---------- GIVEN INFORMATION ----------

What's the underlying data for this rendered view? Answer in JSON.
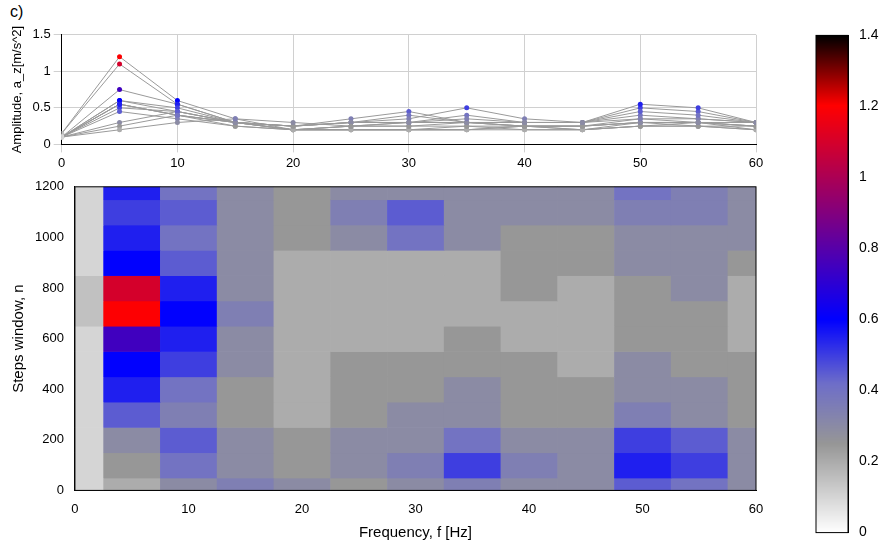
{
  "chart_data": {
    "type": "surface",
    "panel": "c)",
    "x_label": "Frequency, f [Hz]",
    "y_label": "Steps window, n",
    "z_label": "Amplitude, a_z[m/s^2]",
    "x": [
      0,
      5,
      10,
      15,
      20,
      25,
      30,
      35,
      40,
      45,
      50,
      55,
      60
    ],
    "y": [
      0,
      100,
      200,
      300,
      400,
      500,
      600,
      700,
      800,
      900,
      1000,
      1100,
      1200
    ],
    "z": [
      [
        0.1,
        0.2,
        0.3,
        0.35,
        0.3,
        0.25,
        0.3,
        0.35,
        0.3,
        0.3,
        0.45,
        0.4,
        0.3
      ],
      [
        0.1,
        0.25,
        0.4,
        0.3,
        0.25,
        0.3,
        0.35,
        0.5,
        0.35,
        0.3,
        0.55,
        0.5,
        0.3
      ],
      [
        0.1,
        0.3,
        0.45,
        0.3,
        0.25,
        0.3,
        0.3,
        0.4,
        0.3,
        0.3,
        0.5,
        0.45,
        0.3
      ],
      [
        0.1,
        0.45,
        0.35,
        0.25,
        0.2,
        0.25,
        0.3,
        0.3,
        0.25,
        0.25,
        0.35,
        0.3,
        0.25
      ],
      [
        0.1,
        0.55,
        0.4,
        0.25,
        0.2,
        0.25,
        0.25,
        0.3,
        0.25,
        0.25,
        0.3,
        0.3,
        0.25
      ],
      [
        0.1,
        0.6,
        0.5,
        0.3,
        0.2,
        0.25,
        0.25,
        0.25,
        0.25,
        0.2,
        0.3,
        0.25,
        0.25
      ],
      [
        0.1,
        0.75,
        0.55,
        0.3,
        0.2,
        0.2,
        0.2,
        0.25,
        0.2,
        0.2,
        0.25,
        0.25,
        0.2
      ],
      [
        0.15,
        1.2,
        0.6,
        0.35,
        0.2,
        0.2,
        0.2,
        0.2,
        0.2,
        0.2,
        0.25,
        0.25,
        0.2
      ],
      [
        0.15,
        1.1,
        0.55,
        0.3,
        0.2,
        0.2,
        0.2,
        0.2,
        0.25,
        0.2,
        0.25,
        0.3,
        0.2
      ],
      [
        0.1,
        0.6,
        0.45,
        0.3,
        0.2,
        0.2,
        0.2,
        0.2,
        0.25,
        0.25,
        0.3,
        0.3,
        0.25
      ],
      [
        0.1,
        0.55,
        0.4,
        0.3,
        0.25,
        0.3,
        0.4,
        0.3,
        0.25,
        0.25,
        0.3,
        0.3,
        0.3
      ],
      [
        0.1,
        0.5,
        0.45,
        0.3,
        0.25,
        0.35,
        0.45,
        0.3,
        0.3,
        0.3,
        0.35,
        0.35,
        0.3
      ],
      [
        0.1,
        0.55,
        0.4,
        0.3,
        0.25,
        0.3,
        0.3,
        0.3,
        0.3,
        0.3,
        0.4,
        0.35,
        0.3
      ]
    ],
    "xlim": [
      0,
      60
    ],
    "xticks": [
      0,
      10,
      20,
      30,
      40,
      50,
      60
    ],
    "ylim": [
      0,
      1200
    ],
    "yticks": [
      0,
      200,
      400,
      600,
      800,
      1000,
      1200
    ],
    "zlim": [
      0,
      1.5
    ],
    "zticks": [
      0,
      0.5,
      1,
      1.5
    ],
    "colorbar": {
      "range": [
        0,
        1.4
      ],
      "ticks": [
        0,
        0.2,
        0.4,
        0.6,
        0.8,
        1,
        1.2,
        1.4
      ]
    },
    "grid": true
  }
}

----------

- **AIM**: Write out the records above exactly as they stand, leaving out every picture.

- **THE ANSWER**:
What's the underlying data for this rendered view? Answer in JSON.
{
  "chart_data": {
    "type": "surface",
    "panel": "c)",
    "x_label": "Frequency, f [Hz]",
    "y_label": "Steps window, n",
    "z_label": "Amplitude, a_z[m/s^2]",
    "x": [
      0,
      5,
      10,
      15,
      20,
      25,
      30,
      35,
      40,
      45,
      50,
      55,
      60
    ],
    "y": [
      0,
      100,
      200,
      300,
      400,
      500,
      600,
      700,
      800,
      900,
      1000,
      1100,
      1200
    ],
    "z": [
      [
        0.1,
        0.2,
        0.3,
        0.35,
        0.3,
        0.25,
        0.3,
        0.35,
        0.3,
        0.3,
        0.45,
        0.4,
        0.3
      ],
      [
        0.1,
        0.25,
        0.4,
        0.3,
        0.25,
        0.3,
        0.35,
        0.5,
        0.35,
        0.3,
        0.55,
        0.5,
        0.3
      ],
      [
        0.1,
        0.3,
        0.45,
        0.3,
        0.25,
        0.3,
        0.3,
        0.4,
        0.3,
        0.3,
        0.5,
        0.45,
        0.3
      ],
      [
        0.1,
        0.45,
        0.35,
        0.25,
        0.2,
        0.25,
        0.3,
        0.3,
        0.25,
        0.25,
        0.35,
        0.3,
        0.25
      ],
      [
        0.1,
        0.55,
        0.4,
        0.25,
        0.2,
        0.25,
        0.25,
        0.3,
        0.25,
        0.25,
        0.3,
        0.3,
        0.25
      ],
      [
        0.1,
        0.6,
        0.5,
        0.3,
        0.2,
        0.25,
        0.25,
        0.25,
        0.25,
        0.2,
        0.3,
        0.25,
        0.25
      ],
      [
        0.1,
        0.75,
        0.55,
        0.3,
        0.2,
        0.2,
        0.2,
        0.25,
        0.2,
        0.2,
        0.25,
        0.25,
        0.2
      ],
      [
        0.15,
        1.2,
        0.6,
        0.35,
        0.2,
        0.2,
        0.2,
        0.2,
        0.2,
        0.2,
        0.25,
        0.25,
        0.2
      ],
      [
        0.15,
        1.1,
        0.55,
        0.3,
        0.2,
        0.2,
        0.2,
        0.2,
        0.25,
        0.2,
        0.25,
        0.3,
        0.2
      ],
      [
        0.1,
        0.6,
        0.45,
        0.3,
        0.2,
        0.2,
        0.2,
        0.2,
        0.25,
        0.25,
        0.3,
        0.3,
        0.25
      ],
      [
        0.1,
        0.55,
        0.4,
        0.3,
        0.25,
        0.3,
        0.4,
        0.3,
        0.25,
        0.25,
        0.3,
        0.3,
        0.3
      ],
      [
        0.1,
        0.5,
        0.45,
        0.3,
        0.25,
        0.35,
        0.45,
        0.3,
        0.3,
        0.3,
        0.35,
        0.35,
        0.3
      ],
      [
        0.1,
        0.55,
        0.4,
        0.3,
        0.25,
        0.3,
        0.3,
        0.3,
        0.3,
        0.3,
        0.4,
        0.35,
        0.3
      ]
    ],
    "xlim": [
      0,
      60
    ],
    "xticks": [
      0,
      10,
      20,
      30,
      40,
      50,
      60
    ],
    "ylim": [
      0,
      1200
    ],
    "yticks": [
      0,
      200,
      400,
      600,
      800,
      1000,
      1200
    ],
    "zlim": [
      0,
      1.5
    ],
    "zticks": [
      0,
      0.5,
      1,
      1.5
    ],
    "colorbar": {
      "range": [
        0,
        1.4
      ],
      "ticks": [
        0,
        0.2,
        0.4,
        0.6,
        0.8,
        1,
        1.2,
        1.4
      ]
    },
    "grid": true
  }
}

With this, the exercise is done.